Stated problem
Isolate every line in the records below with "happens" in it.

Records provided

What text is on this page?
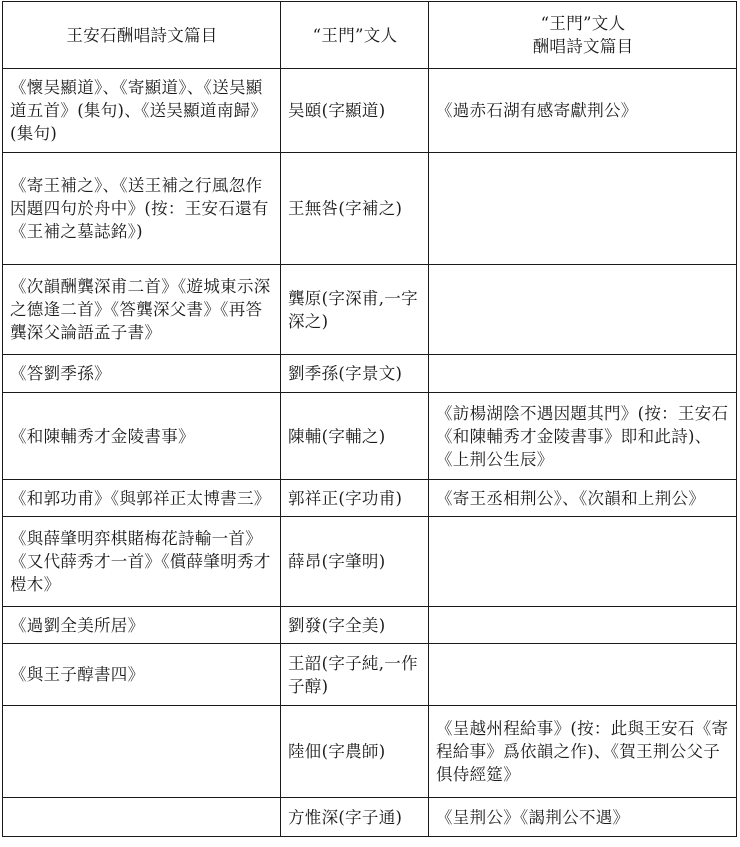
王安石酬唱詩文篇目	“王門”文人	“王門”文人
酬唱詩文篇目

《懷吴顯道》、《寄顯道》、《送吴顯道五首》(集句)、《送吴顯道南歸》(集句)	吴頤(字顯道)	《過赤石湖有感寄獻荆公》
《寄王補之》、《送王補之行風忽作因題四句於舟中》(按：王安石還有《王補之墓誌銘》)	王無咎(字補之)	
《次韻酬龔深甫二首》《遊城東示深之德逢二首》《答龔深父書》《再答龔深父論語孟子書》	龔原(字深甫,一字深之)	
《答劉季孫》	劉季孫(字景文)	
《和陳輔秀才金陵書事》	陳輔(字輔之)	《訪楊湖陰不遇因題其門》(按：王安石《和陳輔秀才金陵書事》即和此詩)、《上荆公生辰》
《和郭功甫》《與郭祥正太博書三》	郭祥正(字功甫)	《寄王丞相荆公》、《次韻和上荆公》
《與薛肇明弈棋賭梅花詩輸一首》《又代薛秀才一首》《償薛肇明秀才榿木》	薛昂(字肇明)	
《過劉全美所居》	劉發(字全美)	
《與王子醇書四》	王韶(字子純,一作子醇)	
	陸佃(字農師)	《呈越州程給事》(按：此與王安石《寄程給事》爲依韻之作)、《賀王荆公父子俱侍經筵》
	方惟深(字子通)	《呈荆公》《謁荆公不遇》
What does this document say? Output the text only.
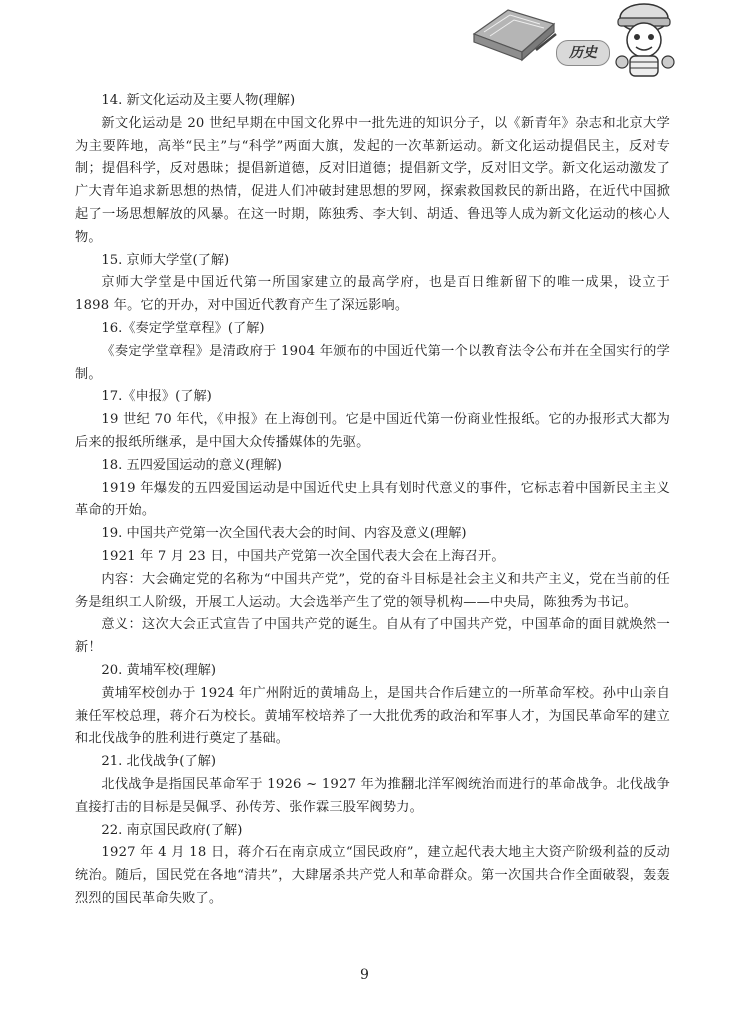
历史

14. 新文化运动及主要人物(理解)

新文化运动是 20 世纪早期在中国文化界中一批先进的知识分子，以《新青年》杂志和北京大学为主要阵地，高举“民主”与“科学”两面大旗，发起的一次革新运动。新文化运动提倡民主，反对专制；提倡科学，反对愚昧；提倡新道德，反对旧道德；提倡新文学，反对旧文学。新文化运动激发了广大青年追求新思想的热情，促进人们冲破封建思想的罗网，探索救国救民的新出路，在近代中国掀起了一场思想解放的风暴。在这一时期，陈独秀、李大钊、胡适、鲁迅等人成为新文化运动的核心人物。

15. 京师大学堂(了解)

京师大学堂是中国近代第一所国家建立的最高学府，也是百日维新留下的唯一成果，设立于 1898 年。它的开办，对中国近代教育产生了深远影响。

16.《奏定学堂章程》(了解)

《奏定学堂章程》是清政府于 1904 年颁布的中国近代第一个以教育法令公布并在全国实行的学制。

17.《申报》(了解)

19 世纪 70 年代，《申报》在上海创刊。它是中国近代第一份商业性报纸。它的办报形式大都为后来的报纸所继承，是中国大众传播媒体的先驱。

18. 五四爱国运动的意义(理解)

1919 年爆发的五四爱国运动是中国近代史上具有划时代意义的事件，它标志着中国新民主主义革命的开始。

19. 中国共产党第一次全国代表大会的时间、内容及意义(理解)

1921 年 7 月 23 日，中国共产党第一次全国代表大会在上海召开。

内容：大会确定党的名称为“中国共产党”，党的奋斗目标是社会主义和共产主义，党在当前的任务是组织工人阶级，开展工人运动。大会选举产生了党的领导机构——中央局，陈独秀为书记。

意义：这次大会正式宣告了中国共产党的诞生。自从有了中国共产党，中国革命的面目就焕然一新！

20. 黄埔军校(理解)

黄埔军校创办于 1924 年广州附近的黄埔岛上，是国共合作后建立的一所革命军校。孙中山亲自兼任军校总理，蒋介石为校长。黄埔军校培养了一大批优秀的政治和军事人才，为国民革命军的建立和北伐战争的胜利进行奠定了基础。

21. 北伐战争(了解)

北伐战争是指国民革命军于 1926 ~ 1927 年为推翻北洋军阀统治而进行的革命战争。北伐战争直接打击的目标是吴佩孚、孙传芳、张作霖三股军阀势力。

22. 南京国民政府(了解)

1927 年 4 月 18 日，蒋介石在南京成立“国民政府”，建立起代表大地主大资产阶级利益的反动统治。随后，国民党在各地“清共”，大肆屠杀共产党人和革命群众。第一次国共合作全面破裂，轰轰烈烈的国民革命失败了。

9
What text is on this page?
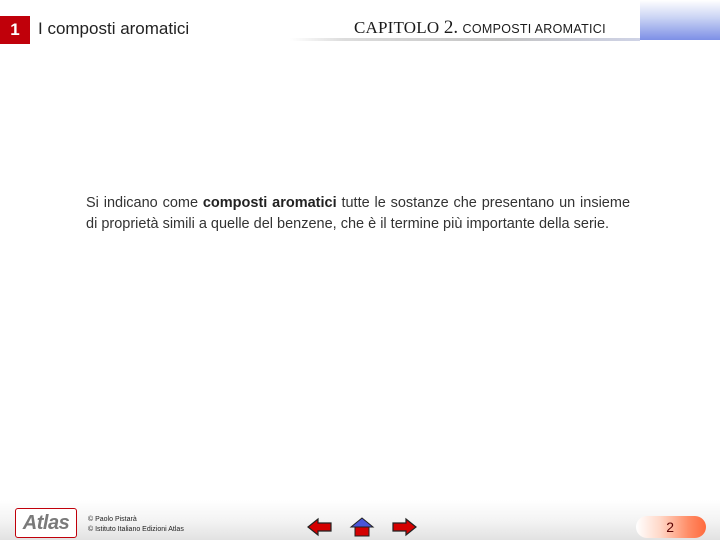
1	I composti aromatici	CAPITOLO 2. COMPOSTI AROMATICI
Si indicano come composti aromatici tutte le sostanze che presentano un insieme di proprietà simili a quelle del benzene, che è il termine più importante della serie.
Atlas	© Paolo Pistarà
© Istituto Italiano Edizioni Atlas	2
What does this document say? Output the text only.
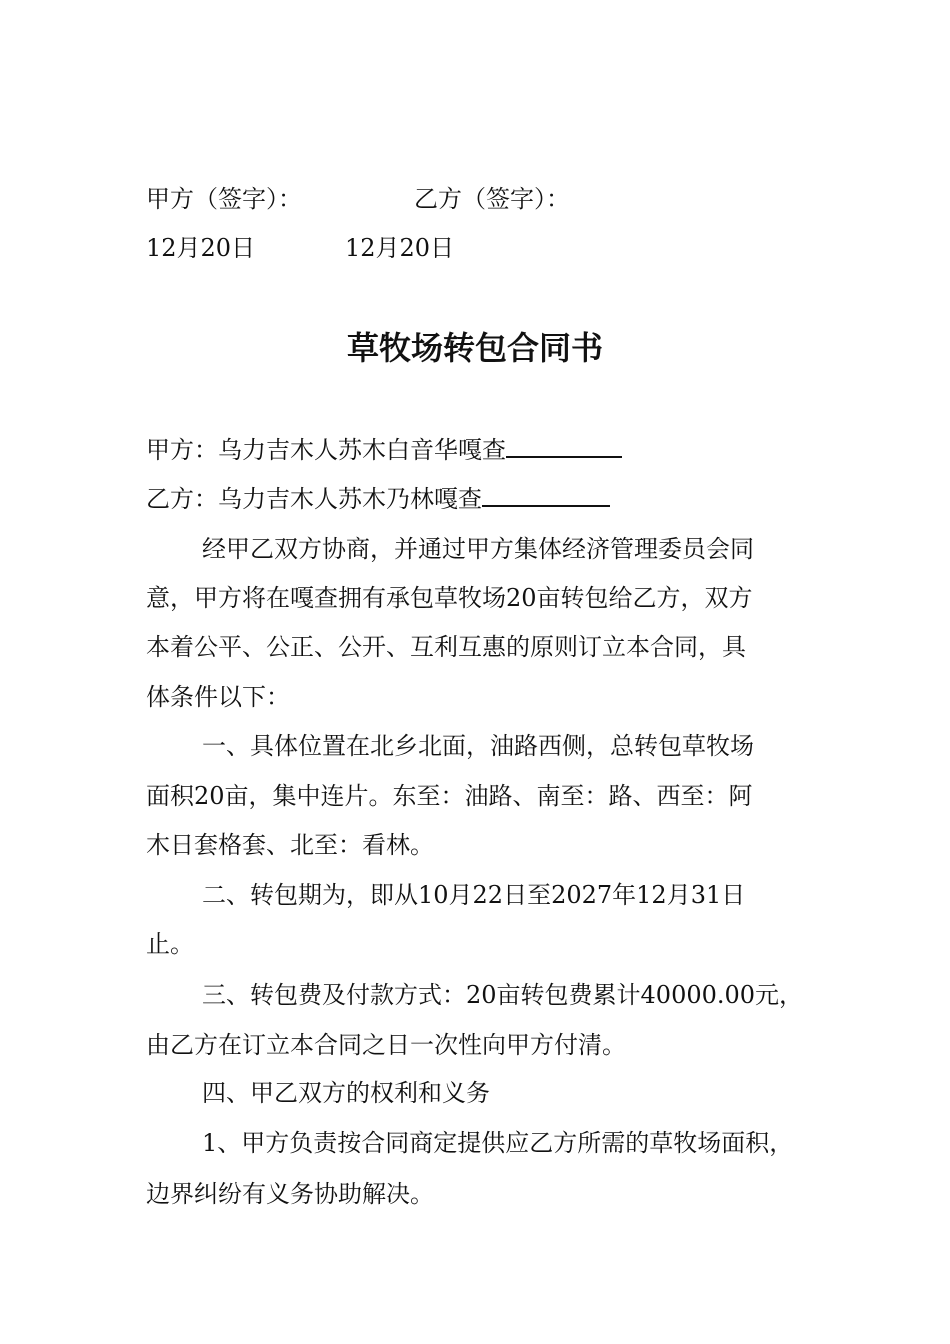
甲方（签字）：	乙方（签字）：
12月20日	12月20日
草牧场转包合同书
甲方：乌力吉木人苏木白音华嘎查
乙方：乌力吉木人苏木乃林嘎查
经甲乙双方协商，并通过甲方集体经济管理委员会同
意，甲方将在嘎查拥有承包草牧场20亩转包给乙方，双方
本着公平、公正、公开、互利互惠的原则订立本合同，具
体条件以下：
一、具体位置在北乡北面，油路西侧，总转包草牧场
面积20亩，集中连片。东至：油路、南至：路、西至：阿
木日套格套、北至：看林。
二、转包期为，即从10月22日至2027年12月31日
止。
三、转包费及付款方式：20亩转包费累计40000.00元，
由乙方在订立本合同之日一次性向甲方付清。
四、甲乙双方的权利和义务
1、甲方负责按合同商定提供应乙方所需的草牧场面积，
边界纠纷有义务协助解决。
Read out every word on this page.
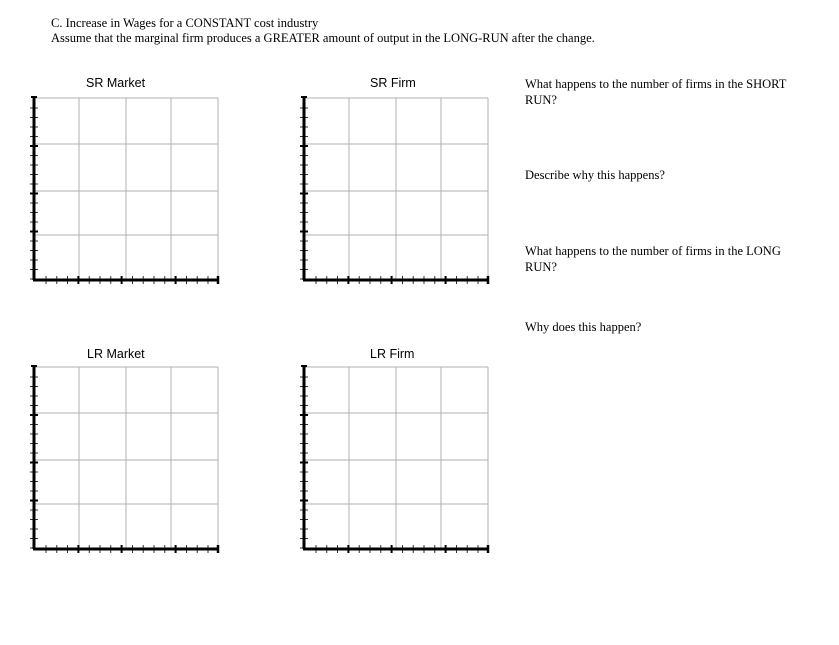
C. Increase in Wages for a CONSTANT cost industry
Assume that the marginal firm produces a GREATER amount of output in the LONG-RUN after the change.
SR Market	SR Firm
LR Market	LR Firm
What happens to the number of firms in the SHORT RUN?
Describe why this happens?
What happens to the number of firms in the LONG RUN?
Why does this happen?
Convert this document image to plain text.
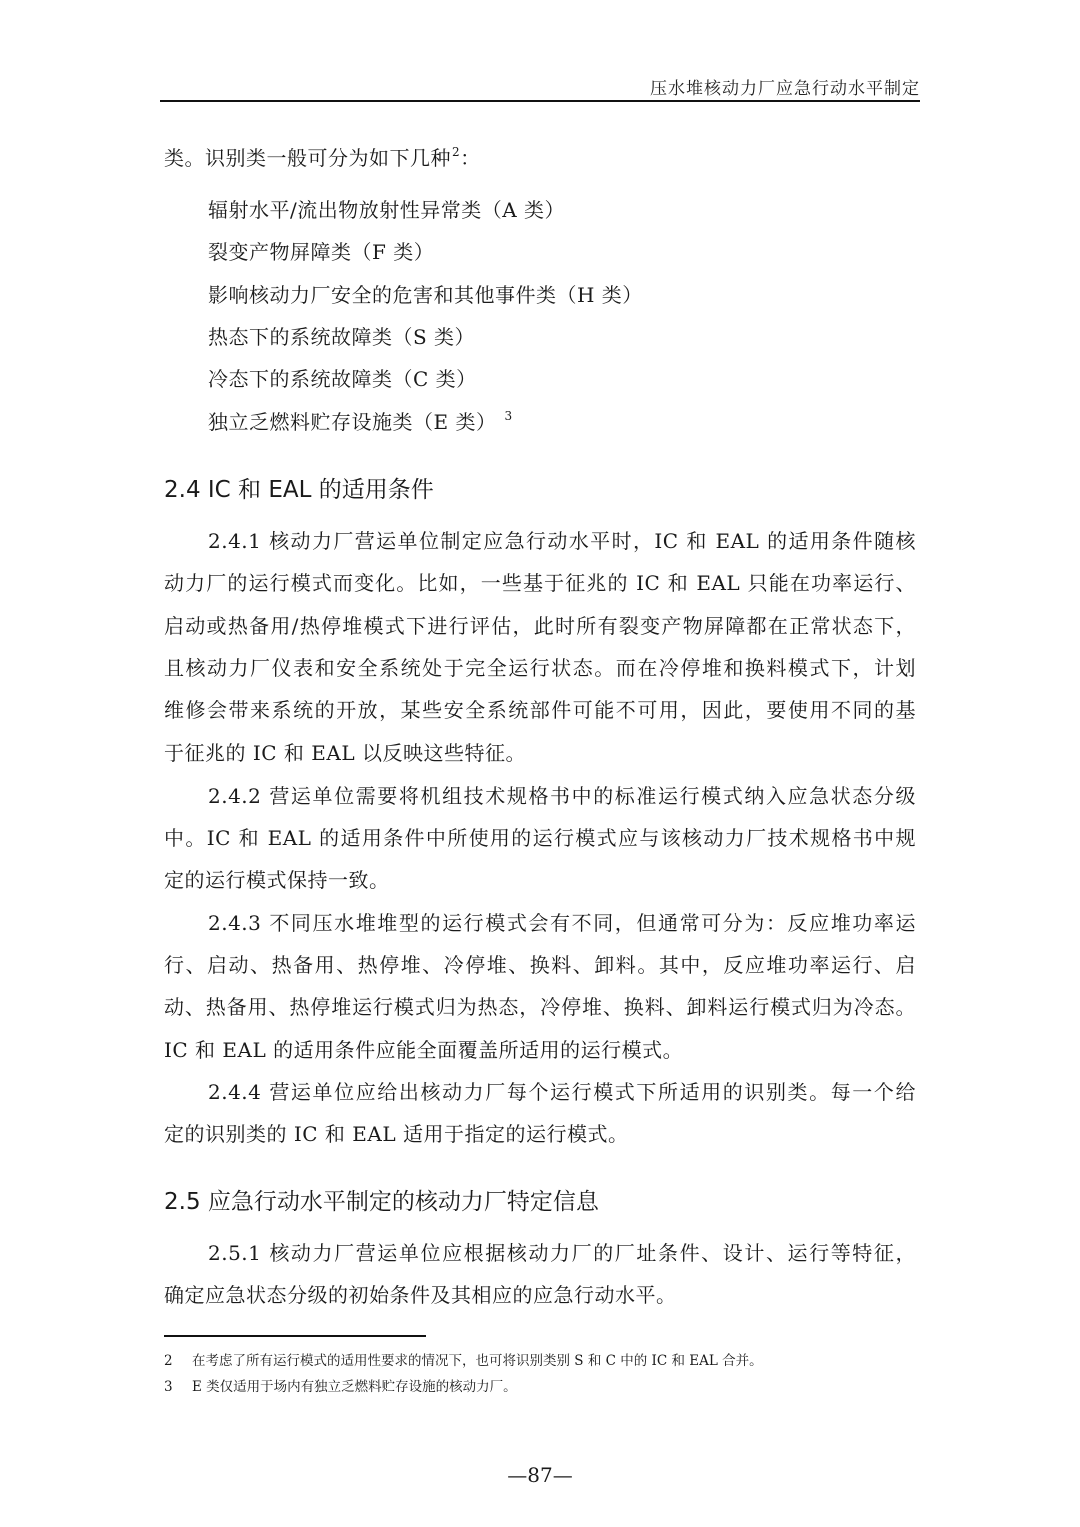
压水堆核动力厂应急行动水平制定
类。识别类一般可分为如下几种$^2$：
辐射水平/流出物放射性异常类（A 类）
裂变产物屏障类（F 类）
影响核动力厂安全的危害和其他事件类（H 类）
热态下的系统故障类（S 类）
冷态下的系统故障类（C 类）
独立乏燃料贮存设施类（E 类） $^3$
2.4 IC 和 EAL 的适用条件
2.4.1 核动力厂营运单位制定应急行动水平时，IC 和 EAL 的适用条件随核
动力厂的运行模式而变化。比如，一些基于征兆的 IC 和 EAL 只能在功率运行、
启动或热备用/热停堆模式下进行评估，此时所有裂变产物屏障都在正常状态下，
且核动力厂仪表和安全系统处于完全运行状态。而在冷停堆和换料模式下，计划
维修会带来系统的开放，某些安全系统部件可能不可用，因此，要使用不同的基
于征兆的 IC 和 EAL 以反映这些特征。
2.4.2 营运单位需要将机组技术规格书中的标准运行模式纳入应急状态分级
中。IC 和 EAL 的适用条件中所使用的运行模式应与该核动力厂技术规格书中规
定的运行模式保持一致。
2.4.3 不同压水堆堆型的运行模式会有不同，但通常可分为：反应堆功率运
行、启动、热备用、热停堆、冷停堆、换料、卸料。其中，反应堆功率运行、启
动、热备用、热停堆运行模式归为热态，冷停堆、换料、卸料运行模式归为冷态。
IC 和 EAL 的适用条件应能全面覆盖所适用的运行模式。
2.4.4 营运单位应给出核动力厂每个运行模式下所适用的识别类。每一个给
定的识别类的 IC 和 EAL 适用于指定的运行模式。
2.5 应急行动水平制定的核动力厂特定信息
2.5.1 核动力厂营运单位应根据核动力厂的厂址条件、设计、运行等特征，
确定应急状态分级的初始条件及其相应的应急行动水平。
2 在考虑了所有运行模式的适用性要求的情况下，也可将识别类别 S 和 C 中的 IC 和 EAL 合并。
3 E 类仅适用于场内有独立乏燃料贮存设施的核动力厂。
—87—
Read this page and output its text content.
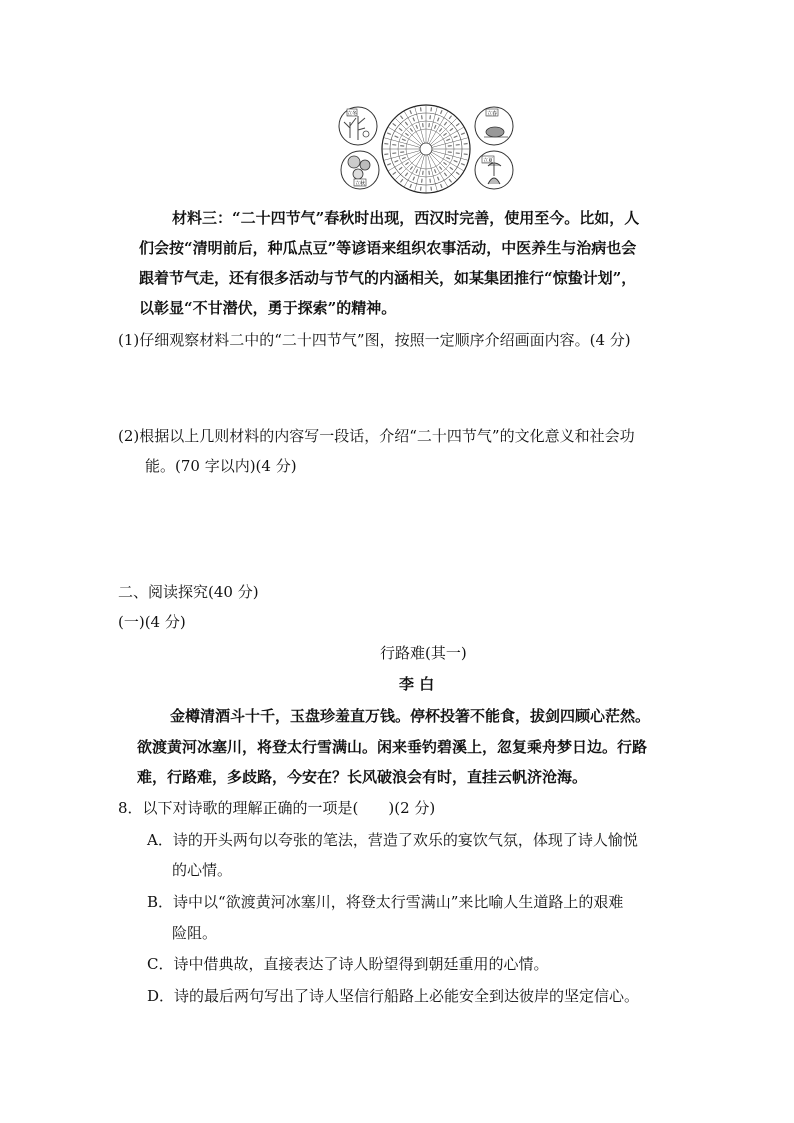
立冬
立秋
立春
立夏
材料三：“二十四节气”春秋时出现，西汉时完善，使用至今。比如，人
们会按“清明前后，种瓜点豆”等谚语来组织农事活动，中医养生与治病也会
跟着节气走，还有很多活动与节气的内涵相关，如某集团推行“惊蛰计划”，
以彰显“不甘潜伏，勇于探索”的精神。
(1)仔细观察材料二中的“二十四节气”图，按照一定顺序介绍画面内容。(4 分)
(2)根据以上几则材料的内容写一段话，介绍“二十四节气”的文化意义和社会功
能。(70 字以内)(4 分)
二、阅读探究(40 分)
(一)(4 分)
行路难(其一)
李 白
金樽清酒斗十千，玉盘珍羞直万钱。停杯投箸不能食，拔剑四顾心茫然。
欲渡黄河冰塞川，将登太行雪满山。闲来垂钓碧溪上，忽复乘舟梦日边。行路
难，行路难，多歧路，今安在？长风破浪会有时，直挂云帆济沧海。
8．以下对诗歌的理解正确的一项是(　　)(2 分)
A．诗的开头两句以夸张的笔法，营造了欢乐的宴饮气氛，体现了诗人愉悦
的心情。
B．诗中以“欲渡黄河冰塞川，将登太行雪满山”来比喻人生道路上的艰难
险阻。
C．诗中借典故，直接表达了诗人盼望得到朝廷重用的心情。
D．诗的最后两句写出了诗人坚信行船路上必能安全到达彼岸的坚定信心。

Correct response
What happens to the number of firms in the SHORT RUN?
Describe why this happens?
What happens to the number of firms in the LONG RUN?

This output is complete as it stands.